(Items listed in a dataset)
------------------------------
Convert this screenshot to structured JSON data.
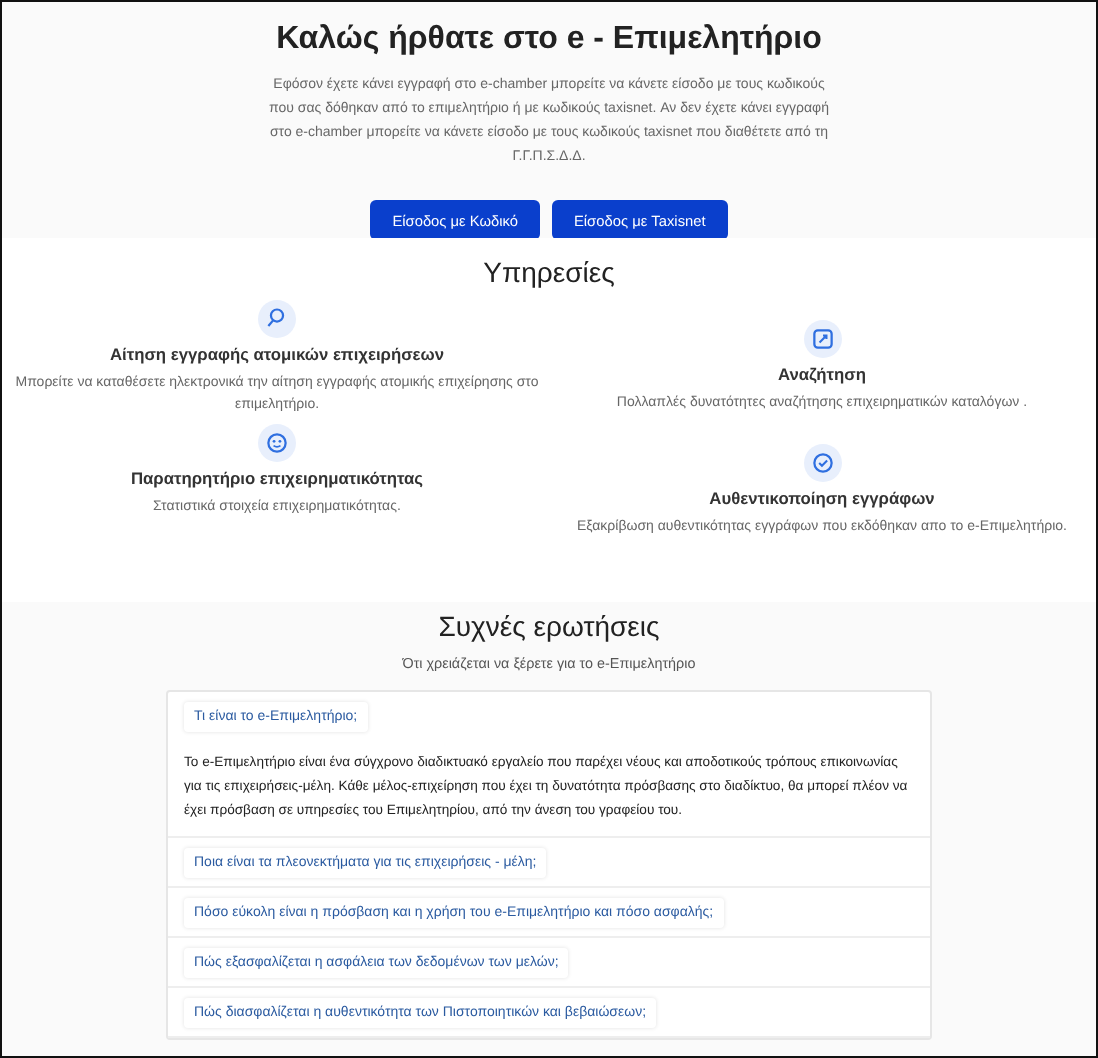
{
  "hero": {
    "title": "Καλώς ήρθατε στο e - Επιμελητήριο",
    "text": "Εφόσον έχετε κάνει εγγραφή στο e-chamber μπορείτε να κάνετε είσοδο με τους κωδικούς που σας δόθηκαν από το επιμελητήριο ή με κωδικούς taxisnet. Αν δεν έχετε κάνει εγγραφή στο e-chamber μπορείτε να κάνετε είσοδο με τους κωδικούς taxisnet που διαθέτετε από τη Γ.Γ.Π.Σ.Δ.Δ.",
    "buttons": [
      "Είσοδος με Κωδικό",
      "Είσοδος με Taxisnet"
    ]
  },
  "services": {
    "title": "Υπηρεσίες",
    "items": [
      {
        "kind": "register",
        "title": "Αίτηση εγγραφής ατομικών επιχειρήσεων",
        "text": "Μπορείτε να καταθέσετε ηλεκτρονικά την αίτηση εγγραφής ατομικής επιχείρησης στο επιμελητήριο."
      },
      {
        "kind": "search",
        "title": "Αναζήτηση",
        "text": "Πολλαπλές δυνατότητες αναζήτησης επιχειρηματικών καταλόγων ."
      },
      {
        "kind": "observatory",
        "title": "Παρατηρητήριο επιχειρηματικότητας",
        "text": "Στατιστικά στοιχεία επιχειρηματικότητας."
      },
      {
        "kind": "verify",
        "title": "Αυθεντικοποίηση εγγράφων",
        "text": "Εξακρίβωση αυθεντικότητας εγγράφων που εκδόθηκαν απο το e-Επιμελητήριο."
      }
    ]
  },
  "faq": {
    "title": "Συχνές ερωτήσεις",
    "subtitle": "Ότι χρειάζεται να ξέρετε για το e-Επιμελητήριο",
    "items": [
      {
        "question": "Τι είναι το e-Επιμελητήριο;",
        "answer": "Το e-Επιμελητήριο είναι ένα σύγχρονο διαδικτυακό εργαλείο που παρέχει νέους και αποδοτικούς τρόπους επικοινωνίας για τις επιχειρήσεις-μέλη. Κάθε μέλος-επιχείρηση που έχει τη δυνατότητα πρόσβασης στο διαδίκτυο, θα μπορεί πλέον να έχει πρόσβαση σε υπηρεσίες του Επιμελητηρίου, από την άνεση του γραφείου του."
      },
      {
        "question": "Ποια είναι τα πλεονεκτήματα για τις επιχειρήσεις - μέλη;"
      },
      {
        "question": "Πόσο εύκολη είναι η πρόσβαση και η χρήση του e-Επιμελητήριο και πόσο ασφαλής;"
      },
      {
        "question": "Πώς εξασφαλίζεται η ασφάλεια των δεδομένων των μελών;"
      },
      {
        "question": "Πώς διασφαλίζεται η αυθεντικότητα των Πιστοποιητικών και βεβαιώσεων;"
      }
    ]
  }
}
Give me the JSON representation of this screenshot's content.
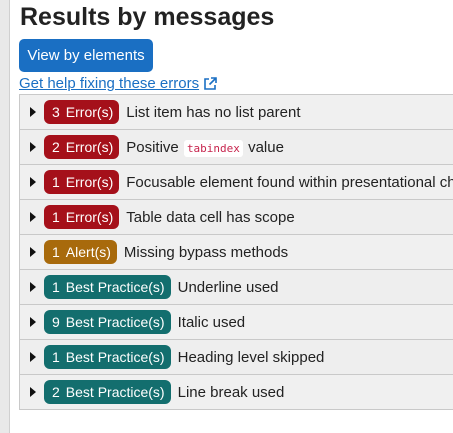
{
  "page": {
    "title": "Results by messages",
    "view_button": "View by elements",
    "help_link": "Get help fixing these errors"
  },
  "icons": {
    "external_link": "external-link-icon",
    "expand": "chevron-right-icon"
  },
  "colors": {
    "primary": "#1a6fc3",
    "error": "#a5101a",
    "alert": "#a86a0c",
    "best_practice": "#136e6e",
    "code": "#c7254e"
  },
  "results": [
    {
      "count": "3",
      "kind": "Error(s)",
      "text_before": "List item has no list parent",
      "code": "",
      "text_after": ""
    },
    {
      "count": "2",
      "kind": "Error(s)",
      "text_before": "Positive",
      "code": "tabindex",
      "text_after": "value"
    },
    {
      "count": "1",
      "kind": "Error(s)",
      "text_before": "Focusable element found within presentational child",
      "code": "",
      "text_after": ""
    },
    {
      "count": "1",
      "kind": "Error(s)",
      "text_before": "Table data cell has scope",
      "code": "",
      "text_after": ""
    },
    {
      "count": "1",
      "kind": "Alert(s)",
      "text_before": "Missing bypass methods",
      "code": "",
      "text_after": ""
    },
    {
      "count": "1",
      "kind": "Best Practice(s)",
      "text_before": "Underline used",
      "code": "",
      "text_after": ""
    },
    {
      "count": "9",
      "kind": "Best Practice(s)",
      "text_before": "Italic used",
      "code": "",
      "text_after": ""
    },
    {
      "count": "1",
      "kind": "Best Practice(s)",
      "text_before": "Heading level skipped",
      "code": "",
      "text_after": ""
    },
    {
      "count": "2",
      "kind": "Best Practice(s)",
      "text_before": "Line break used",
      "code": "",
      "text_after": ""
    }
  ]
}
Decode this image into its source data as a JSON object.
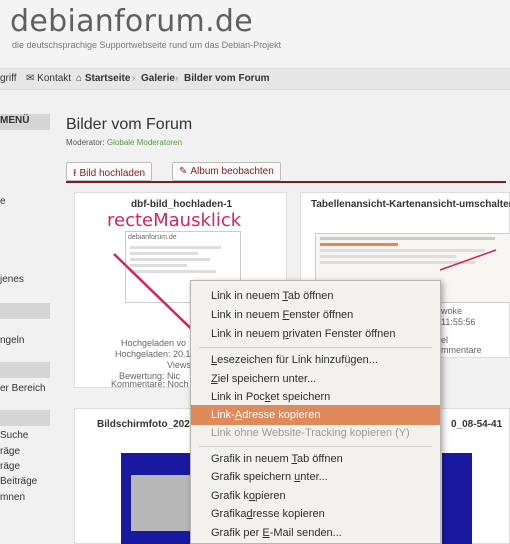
------------------------------
Every record above should be written out again exactly; the pictures stay out of the copy.

» RESULT OF THE EXERCISE:
Convert this screenshot to structured JSON data.
{
  "hero": {
    "title": "Καλώς ήρθατε στο e - Επιμελητήριο",
    "text": "Εφόσον έχετε κάνει εγγραφή στο e-chamber μπορείτε να κάνετε είσοδο με τους κωδικούς που σας δόθηκαν από το επιμελητήριο ή με κωδικούς taxisnet. Αν δεν έχετε κάνει εγγραφή στο e-chamber μπορείτε να κάνετε είσοδο με τους κωδικούς taxisnet που διαθέτετε από τη Γ.Γ.Π.Σ.Δ.Δ.",
    "buttons": [
      "Είσοδος με Κωδικό",
      "Είσοδος με Taxisnet"
    ]
  },
  "services": {
    "title": "Υπηρεσίες",
    "items": [
      {
        "kind": "register",
        "title": "Αίτηση εγγραφής ατομικών επιχειρήσεων",
        "text": "Μπορείτε να καταθέσετε ηλεκτρονικά την αίτηση εγγραφής ατομικής επιχείρησης στο επιμελητήριο."
      },
      {
        "kind": "search",
        "title": "Αναζήτηση",
        "text": "Πολλαπλές δυνατότητες αναζήτησης επιχειρηματικών καταλόγων ."
      },
      {
        "kind": "observatory",
        "title": "Παρατηρητήριο επιχειρηματικότητας",
        "text": "Στατιστικά στοιχεία επιχειρηματικότητας."
      },
      {
        "kind": "verify",
        "title": "Αυθεντικοποίηση εγγράφων",
        "text": "Εξακρίβωση αυθεντικότητας εγγράφων που εκδόθηκαν απο το e-Επιμελητήριο."
      }
    ]
  },
  "faq": {
    "title": "Συχνές ερωτήσεις",
    "subtitle": "Ότι χρειάζεται να ξέρετε για το e-Επιμελητήριο",
    "items": [
      {
        "question": "Τι είναι το e-Επιμελητήριο;",
        "answer": "Το e-Επιμελητήριο είναι ένα σύγχρονο διαδικτυακό εργαλείο που παρέχει νέους και αποδοτικούς τρόπους επικοινωνίας για τις επιχειρήσεις-μέλη. Κάθε μέλος-επιχείρηση που έχει τη δυνατότητα πρόσβασης στο διαδίκτυο, θα μπορεί πλέον να έχει πρόσβαση σε υπηρεσίες του Επιμελητηρίου, από την άνεση του γραφείου του."
      },
      {
        "question": "Ποια είναι τα πλεονεκτήματα για τις επιχειρήσεις - μέλη;"
      },
      {
        "question": "Πόσο εύκολη είναι η πρόσβαση και η χρήση του e-Επιμελητήριο και πόσο ασφαλής;"
      },
      {
        "question": "Πώς εξασφαλίζεται η ασφάλεια των δεδομένων των μελών;"
      },
      {
        "question": "Πώς διασφαλίζεται η αυθεντικότητα των Πιστοποιητικών και βεβαιώσεων;"
      }
    ]
  }
}
Give me the JSON representation of this screenshot's content.
{
  "page": {
    "title": "Results by messages",
    "view_button": "View by elements",
    "help_link": "Get help fixing these errors"
  },
  "icons": {
    "external_link": "external-link-icon",
    "expand": "chevron-right-icon"
  },
  "colors": {
    "primary": "#1a6fc3",
    "error": "#a5101a",
    "alert": "#a86a0c",
    "best_practice": "#136e6e",
    "code": "#c7254e"
  },
  "results": [
    {
      "count": "3",
      "kind": "Error(s)",
      "text_before": "List item has no list parent",
      "code": "",
      "text_after": ""
    },
    {
      "count": "2",
      "kind": "Error(s)",
      "text_before": "Positive",
      "code": "tabindex",
      "text_after": "value"
    },
    {
      "count": "1",
      "kind": "Error(s)",
      "text_before": "Focusable element found within presentational child",
      "code": "",
      "text_after": ""
    },
    {
      "count": "1",
      "kind": "Error(s)",
      "text_before": "Table data cell has scope",
      "code": "",
      "text_after": ""
    },
    {
      "count": "1",
      "kind": "Alert(s)",
      "text_before": "Missing bypass methods",
      "code": "",
      "text_after": ""
    },
    {
      "count": "1",
      "kind": "Best Practice(s)",
      "text_before": "Underline used",
      "code": "",
      "text_after": ""
    },
    {
      "count": "9",
      "kind": "Best Practice(s)",
      "text_before": "Italic used",
      "code": "",
      "text_after": ""
    },
    {
      "count": "1",
      "kind": "Best Practice(s)",
      "text_before": "Heading level skipped",
      "code": "",
      "text_after": ""
    },
    {
      "count": "2",
      "kind": "Best Practice(s)",
      "text_before": "Line break used",
      "code": "",
      "text_after": ""
    }
  ]
}
Decode this image into its source data as a JSON object.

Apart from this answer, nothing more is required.